Can you rewrite the rows starting at the first one and stopping after the row that contains "561, 120, 572]", changing "Net Futures Contracts" to "Net Contract Positions" and leaving everything else unchanged?

→ Recorded information
══════
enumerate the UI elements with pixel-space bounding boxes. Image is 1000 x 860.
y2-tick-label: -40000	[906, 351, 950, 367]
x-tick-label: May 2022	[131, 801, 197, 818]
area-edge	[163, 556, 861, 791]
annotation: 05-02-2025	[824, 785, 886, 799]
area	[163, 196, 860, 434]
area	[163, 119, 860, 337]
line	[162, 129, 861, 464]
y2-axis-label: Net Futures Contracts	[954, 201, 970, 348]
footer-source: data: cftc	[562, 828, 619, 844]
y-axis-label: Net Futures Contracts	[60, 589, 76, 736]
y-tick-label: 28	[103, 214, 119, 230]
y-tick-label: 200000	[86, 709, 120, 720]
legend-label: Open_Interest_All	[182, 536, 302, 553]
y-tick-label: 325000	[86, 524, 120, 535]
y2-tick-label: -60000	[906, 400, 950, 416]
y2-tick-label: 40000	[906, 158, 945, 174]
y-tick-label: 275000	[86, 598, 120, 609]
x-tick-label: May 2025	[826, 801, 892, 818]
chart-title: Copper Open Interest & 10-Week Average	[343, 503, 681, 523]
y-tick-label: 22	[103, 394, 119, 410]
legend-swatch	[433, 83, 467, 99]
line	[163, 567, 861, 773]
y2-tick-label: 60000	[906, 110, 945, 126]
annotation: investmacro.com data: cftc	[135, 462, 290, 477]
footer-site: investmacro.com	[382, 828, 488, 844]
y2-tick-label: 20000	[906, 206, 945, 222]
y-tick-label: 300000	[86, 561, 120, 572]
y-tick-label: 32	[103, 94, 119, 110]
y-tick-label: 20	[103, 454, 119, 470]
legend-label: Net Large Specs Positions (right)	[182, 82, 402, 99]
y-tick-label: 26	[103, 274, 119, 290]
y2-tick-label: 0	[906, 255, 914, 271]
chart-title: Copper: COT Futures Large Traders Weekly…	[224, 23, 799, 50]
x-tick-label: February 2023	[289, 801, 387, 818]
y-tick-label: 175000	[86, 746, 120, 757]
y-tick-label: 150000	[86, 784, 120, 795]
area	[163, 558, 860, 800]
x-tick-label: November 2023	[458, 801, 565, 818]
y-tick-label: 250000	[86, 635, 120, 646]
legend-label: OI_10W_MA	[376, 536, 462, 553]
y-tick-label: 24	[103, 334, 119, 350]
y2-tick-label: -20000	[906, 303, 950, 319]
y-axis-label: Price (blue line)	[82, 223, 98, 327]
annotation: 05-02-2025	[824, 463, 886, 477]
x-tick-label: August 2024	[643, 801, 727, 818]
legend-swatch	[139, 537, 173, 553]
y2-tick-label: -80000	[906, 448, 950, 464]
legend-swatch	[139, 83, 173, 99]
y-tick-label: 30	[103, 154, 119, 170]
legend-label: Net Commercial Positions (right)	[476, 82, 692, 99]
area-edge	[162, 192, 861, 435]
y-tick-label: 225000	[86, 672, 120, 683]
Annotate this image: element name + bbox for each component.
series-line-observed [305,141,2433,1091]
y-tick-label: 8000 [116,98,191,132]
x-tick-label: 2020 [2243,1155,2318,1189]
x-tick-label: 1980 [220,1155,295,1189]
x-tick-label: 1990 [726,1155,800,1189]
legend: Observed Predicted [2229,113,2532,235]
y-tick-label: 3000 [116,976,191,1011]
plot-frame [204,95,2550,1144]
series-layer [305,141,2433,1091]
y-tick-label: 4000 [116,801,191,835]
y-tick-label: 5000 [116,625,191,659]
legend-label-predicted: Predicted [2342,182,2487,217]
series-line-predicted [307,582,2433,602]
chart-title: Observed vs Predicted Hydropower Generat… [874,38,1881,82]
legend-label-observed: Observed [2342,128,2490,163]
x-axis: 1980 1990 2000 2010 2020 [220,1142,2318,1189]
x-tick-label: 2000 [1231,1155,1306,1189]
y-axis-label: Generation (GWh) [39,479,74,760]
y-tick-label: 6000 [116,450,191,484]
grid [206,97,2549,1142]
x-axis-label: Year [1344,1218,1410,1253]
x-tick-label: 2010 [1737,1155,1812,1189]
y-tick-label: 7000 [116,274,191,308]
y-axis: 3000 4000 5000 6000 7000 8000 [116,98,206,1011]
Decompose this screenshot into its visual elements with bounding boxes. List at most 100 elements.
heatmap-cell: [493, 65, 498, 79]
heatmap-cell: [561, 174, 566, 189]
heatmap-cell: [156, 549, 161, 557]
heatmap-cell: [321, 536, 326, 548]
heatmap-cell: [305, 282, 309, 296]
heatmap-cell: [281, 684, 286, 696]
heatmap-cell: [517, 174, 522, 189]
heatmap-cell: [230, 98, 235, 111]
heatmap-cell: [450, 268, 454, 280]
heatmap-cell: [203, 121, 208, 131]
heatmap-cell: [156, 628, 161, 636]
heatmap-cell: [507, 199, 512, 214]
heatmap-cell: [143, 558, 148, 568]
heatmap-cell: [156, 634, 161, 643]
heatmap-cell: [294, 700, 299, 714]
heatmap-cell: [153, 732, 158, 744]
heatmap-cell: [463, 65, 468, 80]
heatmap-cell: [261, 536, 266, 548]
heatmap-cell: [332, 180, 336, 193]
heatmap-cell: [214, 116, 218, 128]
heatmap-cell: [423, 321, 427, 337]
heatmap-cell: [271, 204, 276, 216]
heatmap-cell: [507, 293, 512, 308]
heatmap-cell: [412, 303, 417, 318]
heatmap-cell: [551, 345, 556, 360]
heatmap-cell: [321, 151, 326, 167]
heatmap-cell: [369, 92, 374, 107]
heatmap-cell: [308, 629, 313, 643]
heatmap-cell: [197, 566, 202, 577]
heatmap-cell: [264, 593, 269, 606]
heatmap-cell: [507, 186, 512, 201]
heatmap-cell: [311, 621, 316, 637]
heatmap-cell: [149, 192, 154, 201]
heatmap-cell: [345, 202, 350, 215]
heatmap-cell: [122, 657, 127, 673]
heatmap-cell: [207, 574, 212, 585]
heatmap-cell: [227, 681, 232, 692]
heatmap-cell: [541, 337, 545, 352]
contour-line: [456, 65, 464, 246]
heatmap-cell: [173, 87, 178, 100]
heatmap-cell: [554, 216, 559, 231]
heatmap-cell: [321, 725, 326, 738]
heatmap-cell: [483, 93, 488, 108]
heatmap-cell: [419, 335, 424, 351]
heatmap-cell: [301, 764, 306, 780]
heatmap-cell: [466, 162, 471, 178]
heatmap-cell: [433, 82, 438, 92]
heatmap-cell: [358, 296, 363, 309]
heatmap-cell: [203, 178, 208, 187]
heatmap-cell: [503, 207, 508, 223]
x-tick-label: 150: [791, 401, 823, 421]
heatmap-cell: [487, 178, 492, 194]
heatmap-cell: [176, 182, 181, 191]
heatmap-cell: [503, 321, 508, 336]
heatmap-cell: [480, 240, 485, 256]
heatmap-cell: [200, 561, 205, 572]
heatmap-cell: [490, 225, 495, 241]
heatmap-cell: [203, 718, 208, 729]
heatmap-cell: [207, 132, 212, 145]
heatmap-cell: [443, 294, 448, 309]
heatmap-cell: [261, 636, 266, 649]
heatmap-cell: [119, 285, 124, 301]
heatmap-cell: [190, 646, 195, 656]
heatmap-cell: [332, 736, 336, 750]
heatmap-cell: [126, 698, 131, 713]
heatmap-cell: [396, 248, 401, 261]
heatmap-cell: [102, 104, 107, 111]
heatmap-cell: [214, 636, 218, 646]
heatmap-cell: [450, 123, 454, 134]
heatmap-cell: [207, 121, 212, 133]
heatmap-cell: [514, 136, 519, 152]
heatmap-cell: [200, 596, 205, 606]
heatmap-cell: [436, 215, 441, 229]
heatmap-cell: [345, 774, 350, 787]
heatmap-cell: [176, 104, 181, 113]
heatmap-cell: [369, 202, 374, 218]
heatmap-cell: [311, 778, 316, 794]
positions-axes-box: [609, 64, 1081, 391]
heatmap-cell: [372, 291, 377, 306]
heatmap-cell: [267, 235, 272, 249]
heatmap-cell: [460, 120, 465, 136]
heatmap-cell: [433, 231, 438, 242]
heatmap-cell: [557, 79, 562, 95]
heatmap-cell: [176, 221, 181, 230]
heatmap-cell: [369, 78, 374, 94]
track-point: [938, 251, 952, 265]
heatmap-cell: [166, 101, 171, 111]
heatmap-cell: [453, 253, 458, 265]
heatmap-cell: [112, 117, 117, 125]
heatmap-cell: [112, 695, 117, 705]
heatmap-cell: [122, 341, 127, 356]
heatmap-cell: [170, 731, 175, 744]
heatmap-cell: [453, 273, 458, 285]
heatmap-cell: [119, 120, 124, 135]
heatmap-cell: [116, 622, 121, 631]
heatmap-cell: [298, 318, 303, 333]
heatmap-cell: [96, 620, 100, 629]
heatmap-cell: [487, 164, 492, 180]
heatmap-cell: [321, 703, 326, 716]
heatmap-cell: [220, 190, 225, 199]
══════
→ Result
enumerate the UI elements with pixel-space bounding boxes. Image is 1000 x 860.
y2-tick-label: -40000	[906, 351, 950, 367]
x-tick-label: May 2022	[131, 801, 197, 818]
area-edge	[163, 556, 861, 791]
annotation: 05-02-2025	[824, 785, 886, 799]
area	[163, 196, 860, 434]
area	[163, 119, 860, 337]
line	[162, 129, 861, 464]
y2-axis-label: Net Contract Positions	[954, 201, 970, 348]
footer-source: data: cftc	[562, 828, 619, 844]
y-axis-label: Net Contract Positions	[60, 589, 76, 736]
y-tick-label: 28	[103, 214, 119, 230]
y-tick-label: 200000	[86, 709, 120, 720]
legend-label: Open_Interest_All	[182, 536, 302, 553]
y-tick-label: 325000	[86, 524, 120, 535]
y2-tick-label: -60000	[906, 400, 950, 416]
y2-tick-label: 40000	[906, 158, 945, 174]
y-tick-label: 275000	[86, 598, 120, 609]
x-tick-label: May 2025	[826, 801, 892, 818]
chart-title: Copper Open Interest & 10-Week Average	[343, 503, 681, 523]
y-tick-label: 22	[103, 394, 119, 410]
legend-swatch	[433, 83, 467, 99]
line	[163, 567, 861, 773]
y2-tick-label: 60000	[906, 110, 945, 126]
annotation: investmacro.com data: cftc	[135, 462, 290, 477]
footer-site: investmacro.com	[382, 828, 488, 844]
y2-tick-label: 20000	[906, 206, 945, 222]
y-tick-label: 300000	[86, 561, 120, 572]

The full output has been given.